→ **LISTED ENTRIES**:

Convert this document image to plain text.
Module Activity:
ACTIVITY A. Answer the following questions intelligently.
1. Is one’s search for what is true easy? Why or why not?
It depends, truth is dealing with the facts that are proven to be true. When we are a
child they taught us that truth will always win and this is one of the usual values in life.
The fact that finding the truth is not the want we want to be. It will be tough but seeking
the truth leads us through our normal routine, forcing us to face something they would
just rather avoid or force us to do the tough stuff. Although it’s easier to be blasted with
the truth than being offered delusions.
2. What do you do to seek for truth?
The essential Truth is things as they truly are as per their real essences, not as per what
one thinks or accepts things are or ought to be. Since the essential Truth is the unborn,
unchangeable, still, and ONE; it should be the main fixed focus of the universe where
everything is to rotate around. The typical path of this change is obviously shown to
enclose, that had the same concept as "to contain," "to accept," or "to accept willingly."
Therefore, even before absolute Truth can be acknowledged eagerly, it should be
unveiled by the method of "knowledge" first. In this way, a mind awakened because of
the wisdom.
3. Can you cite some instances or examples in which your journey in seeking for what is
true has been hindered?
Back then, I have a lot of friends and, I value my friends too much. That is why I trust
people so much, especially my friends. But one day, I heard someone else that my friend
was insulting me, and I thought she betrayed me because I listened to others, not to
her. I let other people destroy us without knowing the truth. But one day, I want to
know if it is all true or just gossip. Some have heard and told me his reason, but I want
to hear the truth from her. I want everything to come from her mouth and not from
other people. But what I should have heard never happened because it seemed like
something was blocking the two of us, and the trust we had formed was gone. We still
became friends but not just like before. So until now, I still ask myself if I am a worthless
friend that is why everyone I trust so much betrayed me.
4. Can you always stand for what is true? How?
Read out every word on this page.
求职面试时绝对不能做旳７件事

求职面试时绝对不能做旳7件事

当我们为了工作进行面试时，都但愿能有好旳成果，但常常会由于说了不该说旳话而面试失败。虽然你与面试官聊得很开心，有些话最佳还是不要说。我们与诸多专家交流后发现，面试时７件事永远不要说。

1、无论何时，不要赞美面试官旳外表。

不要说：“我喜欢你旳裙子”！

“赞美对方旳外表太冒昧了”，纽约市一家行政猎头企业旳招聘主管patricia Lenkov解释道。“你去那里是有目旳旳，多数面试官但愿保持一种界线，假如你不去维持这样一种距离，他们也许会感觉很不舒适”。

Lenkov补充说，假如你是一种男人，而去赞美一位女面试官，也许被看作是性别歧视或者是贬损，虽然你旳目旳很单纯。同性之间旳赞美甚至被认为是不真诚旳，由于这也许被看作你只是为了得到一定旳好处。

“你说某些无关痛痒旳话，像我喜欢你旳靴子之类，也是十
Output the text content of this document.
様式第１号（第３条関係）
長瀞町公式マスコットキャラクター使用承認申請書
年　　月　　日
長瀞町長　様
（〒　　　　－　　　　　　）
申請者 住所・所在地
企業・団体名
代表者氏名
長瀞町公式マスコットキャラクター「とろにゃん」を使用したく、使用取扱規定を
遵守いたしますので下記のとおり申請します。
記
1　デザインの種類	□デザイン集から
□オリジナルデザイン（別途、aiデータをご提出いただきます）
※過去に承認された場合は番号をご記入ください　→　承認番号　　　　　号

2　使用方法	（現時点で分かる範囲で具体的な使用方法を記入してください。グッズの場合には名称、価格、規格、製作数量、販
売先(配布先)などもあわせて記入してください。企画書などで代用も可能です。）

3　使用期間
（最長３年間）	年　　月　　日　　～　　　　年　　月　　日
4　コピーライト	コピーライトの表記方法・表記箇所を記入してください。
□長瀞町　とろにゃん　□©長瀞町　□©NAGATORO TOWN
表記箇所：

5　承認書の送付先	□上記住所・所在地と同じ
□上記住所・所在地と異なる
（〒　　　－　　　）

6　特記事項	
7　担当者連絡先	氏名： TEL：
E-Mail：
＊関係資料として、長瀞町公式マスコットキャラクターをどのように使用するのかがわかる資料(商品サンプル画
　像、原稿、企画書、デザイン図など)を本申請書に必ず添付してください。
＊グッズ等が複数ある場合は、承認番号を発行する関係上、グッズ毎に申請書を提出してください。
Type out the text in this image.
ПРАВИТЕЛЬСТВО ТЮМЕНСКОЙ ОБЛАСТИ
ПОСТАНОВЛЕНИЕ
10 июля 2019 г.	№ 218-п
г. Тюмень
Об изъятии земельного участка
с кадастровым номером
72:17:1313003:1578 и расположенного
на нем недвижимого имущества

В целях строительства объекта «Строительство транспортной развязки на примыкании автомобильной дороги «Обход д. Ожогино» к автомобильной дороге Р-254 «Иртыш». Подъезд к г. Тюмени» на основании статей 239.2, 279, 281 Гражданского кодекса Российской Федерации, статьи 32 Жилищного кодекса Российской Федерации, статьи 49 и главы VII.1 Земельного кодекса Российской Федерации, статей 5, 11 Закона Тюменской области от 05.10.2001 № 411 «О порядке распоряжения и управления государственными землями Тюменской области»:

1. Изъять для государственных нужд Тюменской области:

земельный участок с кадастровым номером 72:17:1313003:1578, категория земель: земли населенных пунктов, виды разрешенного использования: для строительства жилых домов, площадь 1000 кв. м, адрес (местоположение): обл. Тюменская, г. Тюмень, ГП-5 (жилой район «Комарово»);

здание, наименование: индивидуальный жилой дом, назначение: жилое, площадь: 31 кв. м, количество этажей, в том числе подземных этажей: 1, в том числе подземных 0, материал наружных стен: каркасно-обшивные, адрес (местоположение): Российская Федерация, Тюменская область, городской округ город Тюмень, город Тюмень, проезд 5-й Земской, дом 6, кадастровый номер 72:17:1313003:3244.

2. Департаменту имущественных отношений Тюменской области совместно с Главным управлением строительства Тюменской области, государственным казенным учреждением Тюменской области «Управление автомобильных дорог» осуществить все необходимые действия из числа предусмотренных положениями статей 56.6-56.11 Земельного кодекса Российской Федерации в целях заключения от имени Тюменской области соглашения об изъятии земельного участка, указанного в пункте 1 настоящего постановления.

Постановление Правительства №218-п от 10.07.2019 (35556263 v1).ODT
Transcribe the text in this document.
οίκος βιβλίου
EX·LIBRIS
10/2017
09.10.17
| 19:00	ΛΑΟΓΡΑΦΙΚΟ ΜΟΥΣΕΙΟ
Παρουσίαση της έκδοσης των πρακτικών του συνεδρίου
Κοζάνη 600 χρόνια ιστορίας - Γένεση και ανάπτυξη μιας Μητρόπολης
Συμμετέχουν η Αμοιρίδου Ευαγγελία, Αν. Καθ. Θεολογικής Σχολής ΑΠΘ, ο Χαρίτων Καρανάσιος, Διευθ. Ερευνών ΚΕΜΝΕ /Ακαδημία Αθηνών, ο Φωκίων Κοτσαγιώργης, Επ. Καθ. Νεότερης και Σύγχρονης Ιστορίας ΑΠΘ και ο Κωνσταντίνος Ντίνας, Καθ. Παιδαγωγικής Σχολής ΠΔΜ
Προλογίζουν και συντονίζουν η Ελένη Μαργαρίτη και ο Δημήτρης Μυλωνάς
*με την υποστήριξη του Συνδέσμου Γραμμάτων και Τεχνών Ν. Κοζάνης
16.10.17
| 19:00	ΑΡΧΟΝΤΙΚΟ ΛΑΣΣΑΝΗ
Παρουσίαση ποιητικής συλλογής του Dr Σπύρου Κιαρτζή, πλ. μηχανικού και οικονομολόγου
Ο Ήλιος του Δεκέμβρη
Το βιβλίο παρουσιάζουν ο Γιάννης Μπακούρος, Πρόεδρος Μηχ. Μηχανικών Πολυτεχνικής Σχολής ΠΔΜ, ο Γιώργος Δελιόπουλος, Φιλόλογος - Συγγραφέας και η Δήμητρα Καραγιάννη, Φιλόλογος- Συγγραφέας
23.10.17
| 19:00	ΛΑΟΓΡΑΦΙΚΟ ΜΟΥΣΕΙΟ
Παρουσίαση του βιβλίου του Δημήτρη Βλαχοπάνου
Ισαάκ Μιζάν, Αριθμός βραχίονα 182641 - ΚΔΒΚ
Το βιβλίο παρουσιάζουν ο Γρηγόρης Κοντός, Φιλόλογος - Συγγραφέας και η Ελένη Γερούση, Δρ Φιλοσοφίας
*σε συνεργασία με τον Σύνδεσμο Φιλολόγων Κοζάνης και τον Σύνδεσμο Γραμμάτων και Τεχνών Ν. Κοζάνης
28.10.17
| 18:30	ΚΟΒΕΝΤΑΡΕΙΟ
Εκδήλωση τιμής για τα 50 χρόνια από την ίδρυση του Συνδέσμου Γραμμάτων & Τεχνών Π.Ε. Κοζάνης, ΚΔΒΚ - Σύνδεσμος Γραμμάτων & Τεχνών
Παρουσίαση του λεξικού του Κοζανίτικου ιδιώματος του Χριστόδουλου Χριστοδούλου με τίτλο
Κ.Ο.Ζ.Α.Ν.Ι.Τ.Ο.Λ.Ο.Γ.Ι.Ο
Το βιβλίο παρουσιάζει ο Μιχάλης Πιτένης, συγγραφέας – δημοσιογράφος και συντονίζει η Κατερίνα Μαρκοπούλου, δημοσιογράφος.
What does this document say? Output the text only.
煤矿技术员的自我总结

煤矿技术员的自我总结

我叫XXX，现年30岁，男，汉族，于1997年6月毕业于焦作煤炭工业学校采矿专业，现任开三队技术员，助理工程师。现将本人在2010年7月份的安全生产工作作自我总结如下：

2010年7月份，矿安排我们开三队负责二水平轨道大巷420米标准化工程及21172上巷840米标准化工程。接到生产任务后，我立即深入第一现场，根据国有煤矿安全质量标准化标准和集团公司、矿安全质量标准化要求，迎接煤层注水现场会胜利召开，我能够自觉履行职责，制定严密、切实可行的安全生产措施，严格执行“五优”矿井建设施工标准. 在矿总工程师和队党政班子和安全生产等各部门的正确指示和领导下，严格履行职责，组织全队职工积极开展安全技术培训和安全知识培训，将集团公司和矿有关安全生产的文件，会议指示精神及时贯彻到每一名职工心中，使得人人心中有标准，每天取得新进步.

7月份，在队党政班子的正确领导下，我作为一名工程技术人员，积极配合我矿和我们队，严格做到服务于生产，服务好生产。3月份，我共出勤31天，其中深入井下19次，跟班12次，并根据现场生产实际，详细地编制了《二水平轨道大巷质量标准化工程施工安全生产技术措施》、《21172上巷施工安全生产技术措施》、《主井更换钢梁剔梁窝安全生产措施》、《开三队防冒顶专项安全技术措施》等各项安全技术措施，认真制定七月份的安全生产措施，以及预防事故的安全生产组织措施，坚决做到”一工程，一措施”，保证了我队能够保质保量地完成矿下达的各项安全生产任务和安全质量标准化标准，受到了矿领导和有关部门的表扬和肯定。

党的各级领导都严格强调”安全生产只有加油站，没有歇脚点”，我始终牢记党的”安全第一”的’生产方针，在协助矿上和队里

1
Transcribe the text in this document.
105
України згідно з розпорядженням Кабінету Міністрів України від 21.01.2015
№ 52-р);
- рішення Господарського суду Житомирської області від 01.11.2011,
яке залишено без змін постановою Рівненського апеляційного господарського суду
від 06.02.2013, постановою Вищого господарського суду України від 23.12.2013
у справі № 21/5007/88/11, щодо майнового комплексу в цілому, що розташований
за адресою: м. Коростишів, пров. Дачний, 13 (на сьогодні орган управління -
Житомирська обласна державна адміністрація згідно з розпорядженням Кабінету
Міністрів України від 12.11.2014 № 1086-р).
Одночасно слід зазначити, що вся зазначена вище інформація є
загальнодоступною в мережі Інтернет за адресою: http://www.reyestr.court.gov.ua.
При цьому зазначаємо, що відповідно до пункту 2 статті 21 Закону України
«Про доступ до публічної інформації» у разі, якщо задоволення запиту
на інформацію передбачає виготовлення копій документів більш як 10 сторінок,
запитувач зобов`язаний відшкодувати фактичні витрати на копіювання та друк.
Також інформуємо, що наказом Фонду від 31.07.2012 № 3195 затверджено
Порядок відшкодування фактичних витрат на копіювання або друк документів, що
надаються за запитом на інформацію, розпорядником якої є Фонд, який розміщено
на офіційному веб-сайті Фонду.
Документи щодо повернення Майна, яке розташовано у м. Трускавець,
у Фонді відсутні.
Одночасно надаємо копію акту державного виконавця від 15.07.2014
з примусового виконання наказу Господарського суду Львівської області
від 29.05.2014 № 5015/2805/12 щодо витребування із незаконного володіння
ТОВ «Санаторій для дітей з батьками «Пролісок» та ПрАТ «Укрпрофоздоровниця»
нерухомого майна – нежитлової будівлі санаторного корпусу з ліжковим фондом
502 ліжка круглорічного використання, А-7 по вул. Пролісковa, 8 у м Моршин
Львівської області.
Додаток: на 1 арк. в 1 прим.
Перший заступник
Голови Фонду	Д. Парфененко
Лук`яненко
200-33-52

→ **WRITTEN EXERCISE**:
Pick out the lines that contain "Σχολής" and copy them.

→ **PROBLEM SOLUTION**:
Συμμετέχουν η Αμοιρίδου Ευαγγελία, Αν. Καθ. Θεολογικής Σχολής ΑΠΘ, ο Χαρίτων Καρανάσιος, Διευθ. Ερευνών ΚΕΜΝΕ /Ακαδημία Αθηνών, ο Φωκίων Κοτσαγιώργης, Επ. Καθ. Νεότερης και Σύγχρονης Ιστορίας ΑΠΘ και ο Κωνσταντίνος Ντίνας, Καθ. Παιδαγωγικής Σχολής ΠΔΜ
Το βιβλίο παρουσιάζουν ο Γιάννης Μπακούρος, Πρόεδρος Μηχ. Μηχανικών Πολυτεχνικής Σχολής ΠΔΜ, ο Γιώργος Δελιόπουλος, Φιλόλογος - Συγγραφέας και η Δήμητρα Καραγιάννη, Φιλόλογος- Συγγραφέας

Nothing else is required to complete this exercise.